REQUIRED TASK:
Copy the records below word for word, from the start of the records up to and including the line that contains "bar-value: 14.3 bbox=[678, 543, 711, 563]".

(Excerpt from a dataset)
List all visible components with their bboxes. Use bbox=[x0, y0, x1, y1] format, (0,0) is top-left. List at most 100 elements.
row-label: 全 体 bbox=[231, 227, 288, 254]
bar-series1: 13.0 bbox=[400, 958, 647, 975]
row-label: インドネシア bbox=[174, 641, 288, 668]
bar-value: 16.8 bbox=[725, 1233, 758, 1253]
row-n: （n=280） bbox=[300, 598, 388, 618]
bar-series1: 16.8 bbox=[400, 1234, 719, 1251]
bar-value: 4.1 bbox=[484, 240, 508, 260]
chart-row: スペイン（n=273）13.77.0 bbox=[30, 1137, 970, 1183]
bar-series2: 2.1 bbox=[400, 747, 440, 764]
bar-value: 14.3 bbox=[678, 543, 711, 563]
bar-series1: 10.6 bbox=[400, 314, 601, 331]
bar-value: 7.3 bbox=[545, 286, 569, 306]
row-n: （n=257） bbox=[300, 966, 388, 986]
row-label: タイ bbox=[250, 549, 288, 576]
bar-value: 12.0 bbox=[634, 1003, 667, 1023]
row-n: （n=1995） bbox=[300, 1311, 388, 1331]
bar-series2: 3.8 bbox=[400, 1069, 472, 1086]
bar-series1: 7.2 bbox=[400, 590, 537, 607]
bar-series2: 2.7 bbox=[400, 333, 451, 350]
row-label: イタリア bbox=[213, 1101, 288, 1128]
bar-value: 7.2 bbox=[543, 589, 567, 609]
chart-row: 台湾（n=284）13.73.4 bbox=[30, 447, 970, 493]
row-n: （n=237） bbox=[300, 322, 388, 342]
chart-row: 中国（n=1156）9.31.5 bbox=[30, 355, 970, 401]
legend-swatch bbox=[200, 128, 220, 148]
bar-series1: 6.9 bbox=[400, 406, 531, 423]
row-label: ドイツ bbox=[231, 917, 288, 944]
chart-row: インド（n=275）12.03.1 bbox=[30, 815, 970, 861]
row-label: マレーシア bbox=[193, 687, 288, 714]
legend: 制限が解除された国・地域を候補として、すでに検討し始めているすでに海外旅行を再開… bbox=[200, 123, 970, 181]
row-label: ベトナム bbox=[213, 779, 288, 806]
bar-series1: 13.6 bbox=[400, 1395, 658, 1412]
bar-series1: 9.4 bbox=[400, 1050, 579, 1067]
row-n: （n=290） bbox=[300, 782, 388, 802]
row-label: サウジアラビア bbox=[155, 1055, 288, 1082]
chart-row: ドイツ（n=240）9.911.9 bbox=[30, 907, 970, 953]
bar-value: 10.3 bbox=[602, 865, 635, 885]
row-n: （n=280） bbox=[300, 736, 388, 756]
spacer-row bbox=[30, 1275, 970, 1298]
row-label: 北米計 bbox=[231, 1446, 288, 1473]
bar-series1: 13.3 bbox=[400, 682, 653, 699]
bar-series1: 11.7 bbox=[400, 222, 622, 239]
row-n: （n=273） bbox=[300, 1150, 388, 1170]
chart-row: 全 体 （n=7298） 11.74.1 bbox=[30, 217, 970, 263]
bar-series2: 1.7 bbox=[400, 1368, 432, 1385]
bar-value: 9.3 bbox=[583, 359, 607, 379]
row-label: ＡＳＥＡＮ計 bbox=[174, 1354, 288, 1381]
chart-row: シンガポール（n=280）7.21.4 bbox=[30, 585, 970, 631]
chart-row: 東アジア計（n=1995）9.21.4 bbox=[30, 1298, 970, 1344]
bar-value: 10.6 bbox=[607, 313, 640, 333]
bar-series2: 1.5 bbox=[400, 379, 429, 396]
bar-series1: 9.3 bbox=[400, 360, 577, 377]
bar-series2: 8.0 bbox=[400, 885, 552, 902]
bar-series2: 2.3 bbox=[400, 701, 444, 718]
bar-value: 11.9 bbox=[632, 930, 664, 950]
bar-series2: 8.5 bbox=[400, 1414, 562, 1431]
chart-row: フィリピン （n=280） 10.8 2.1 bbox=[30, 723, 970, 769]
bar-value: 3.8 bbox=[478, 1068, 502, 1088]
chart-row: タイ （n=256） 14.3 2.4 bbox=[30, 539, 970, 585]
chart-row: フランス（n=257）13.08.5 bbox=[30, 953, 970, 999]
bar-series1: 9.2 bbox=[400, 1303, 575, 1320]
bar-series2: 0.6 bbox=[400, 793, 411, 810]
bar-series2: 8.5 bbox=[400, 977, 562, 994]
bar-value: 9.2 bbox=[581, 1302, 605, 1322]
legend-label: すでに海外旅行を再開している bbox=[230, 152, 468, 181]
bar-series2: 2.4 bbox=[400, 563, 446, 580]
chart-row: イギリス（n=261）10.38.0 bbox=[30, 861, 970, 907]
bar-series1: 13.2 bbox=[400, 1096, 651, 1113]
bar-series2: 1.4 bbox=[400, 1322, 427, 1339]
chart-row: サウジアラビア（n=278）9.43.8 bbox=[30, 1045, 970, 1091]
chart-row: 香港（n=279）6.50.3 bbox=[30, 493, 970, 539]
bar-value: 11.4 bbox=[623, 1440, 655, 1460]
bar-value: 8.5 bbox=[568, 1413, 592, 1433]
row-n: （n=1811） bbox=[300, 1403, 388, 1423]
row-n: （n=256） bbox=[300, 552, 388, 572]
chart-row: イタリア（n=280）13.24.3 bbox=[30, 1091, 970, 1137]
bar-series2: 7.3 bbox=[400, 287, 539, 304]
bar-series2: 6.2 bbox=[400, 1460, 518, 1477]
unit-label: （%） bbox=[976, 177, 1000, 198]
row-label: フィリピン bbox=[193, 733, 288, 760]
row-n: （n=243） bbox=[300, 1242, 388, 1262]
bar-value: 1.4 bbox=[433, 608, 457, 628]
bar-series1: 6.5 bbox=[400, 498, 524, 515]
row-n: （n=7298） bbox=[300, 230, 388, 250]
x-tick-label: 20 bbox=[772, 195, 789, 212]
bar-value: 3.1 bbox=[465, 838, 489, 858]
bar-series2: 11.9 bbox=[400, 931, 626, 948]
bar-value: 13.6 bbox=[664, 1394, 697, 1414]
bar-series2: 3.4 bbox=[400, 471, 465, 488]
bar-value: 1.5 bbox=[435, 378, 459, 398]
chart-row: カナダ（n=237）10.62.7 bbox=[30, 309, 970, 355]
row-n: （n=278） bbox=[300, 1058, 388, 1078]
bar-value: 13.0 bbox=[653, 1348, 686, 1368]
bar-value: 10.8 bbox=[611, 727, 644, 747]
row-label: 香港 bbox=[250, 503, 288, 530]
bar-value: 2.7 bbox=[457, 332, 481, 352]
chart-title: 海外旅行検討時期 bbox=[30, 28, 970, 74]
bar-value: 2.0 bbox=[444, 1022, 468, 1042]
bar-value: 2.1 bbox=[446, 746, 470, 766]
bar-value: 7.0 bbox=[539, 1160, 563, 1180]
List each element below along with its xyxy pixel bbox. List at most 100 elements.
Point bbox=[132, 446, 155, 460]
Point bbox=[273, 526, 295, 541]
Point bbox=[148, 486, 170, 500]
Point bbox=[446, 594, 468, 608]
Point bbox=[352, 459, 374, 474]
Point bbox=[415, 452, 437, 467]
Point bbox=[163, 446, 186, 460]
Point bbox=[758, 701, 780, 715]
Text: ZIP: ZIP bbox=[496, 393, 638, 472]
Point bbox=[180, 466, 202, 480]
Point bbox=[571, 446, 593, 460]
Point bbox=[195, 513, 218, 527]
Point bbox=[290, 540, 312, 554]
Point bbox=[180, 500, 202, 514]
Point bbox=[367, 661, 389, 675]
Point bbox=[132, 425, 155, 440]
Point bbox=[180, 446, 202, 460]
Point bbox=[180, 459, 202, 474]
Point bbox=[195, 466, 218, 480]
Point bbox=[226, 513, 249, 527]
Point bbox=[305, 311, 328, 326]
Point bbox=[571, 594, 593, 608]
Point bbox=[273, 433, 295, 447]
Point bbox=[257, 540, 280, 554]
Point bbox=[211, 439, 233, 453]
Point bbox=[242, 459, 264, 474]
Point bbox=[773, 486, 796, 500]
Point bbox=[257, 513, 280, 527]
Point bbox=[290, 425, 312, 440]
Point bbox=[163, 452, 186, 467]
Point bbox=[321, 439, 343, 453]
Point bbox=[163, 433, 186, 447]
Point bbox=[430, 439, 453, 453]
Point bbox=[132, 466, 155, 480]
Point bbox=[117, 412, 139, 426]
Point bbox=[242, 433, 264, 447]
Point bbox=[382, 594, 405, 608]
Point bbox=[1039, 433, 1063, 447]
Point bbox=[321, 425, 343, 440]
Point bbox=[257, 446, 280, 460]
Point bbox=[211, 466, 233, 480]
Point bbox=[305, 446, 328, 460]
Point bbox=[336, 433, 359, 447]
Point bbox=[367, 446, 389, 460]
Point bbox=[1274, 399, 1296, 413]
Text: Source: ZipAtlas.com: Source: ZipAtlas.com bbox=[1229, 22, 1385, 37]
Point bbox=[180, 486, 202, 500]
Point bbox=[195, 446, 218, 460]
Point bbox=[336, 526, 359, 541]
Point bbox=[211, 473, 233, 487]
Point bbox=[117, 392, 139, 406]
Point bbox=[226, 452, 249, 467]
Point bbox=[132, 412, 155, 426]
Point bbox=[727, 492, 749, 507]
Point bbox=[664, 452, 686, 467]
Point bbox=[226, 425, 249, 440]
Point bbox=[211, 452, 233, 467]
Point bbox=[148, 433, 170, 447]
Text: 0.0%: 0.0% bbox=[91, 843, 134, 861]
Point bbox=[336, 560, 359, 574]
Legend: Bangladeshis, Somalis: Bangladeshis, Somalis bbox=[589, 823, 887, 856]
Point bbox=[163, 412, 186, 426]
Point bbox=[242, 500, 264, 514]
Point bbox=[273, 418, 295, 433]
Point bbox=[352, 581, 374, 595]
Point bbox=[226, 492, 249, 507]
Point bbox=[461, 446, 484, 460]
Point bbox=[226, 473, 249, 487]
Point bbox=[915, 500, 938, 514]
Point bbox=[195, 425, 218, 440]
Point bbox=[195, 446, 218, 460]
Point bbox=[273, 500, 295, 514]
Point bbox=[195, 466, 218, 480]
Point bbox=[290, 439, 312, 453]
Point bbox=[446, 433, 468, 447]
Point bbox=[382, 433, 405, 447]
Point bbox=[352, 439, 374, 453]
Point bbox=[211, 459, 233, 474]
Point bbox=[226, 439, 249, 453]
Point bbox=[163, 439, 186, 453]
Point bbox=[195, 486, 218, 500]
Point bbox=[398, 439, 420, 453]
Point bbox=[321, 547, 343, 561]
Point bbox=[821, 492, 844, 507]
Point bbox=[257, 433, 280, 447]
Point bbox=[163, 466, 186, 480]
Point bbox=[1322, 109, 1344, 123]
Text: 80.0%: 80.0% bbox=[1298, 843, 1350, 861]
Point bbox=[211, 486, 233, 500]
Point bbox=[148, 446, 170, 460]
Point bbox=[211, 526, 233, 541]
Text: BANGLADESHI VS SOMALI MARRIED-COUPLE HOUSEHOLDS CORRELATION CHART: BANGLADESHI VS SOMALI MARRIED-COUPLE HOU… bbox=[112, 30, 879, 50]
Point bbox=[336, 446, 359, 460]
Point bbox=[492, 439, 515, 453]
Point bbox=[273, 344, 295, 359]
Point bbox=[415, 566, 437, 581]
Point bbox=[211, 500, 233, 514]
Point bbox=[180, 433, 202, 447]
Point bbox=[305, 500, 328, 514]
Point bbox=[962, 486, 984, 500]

TASK SOLUTION:
List all visible components with their bboxes. Use bbox=[x0, y0, x1, y1] format, (0,0) is top-left. List at most 100 elements.
row-label: 全 体 bbox=[231, 227, 288, 254]
bar-series1: 13.0 bbox=[400, 958, 647, 975]
row-label: インドネシア bbox=[174, 641, 288, 668]
bar-value: 16.8 bbox=[725, 1233, 758, 1253]
row-n: （n=280） bbox=[300, 598, 388, 618]
bar-series1: 16.8 bbox=[400, 1234, 719, 1251]
bar-value: 4.1 bbox=[484, 240, 508, 260]
chart-row: スペイン（n=273）13.77.0 bbox=[30, 1137, 970, 1183]
bar-series2: 2.1 bbox=[400, 747, 440, 764]
bar-value: 14.3 bbox=[678, 543, 711, 563]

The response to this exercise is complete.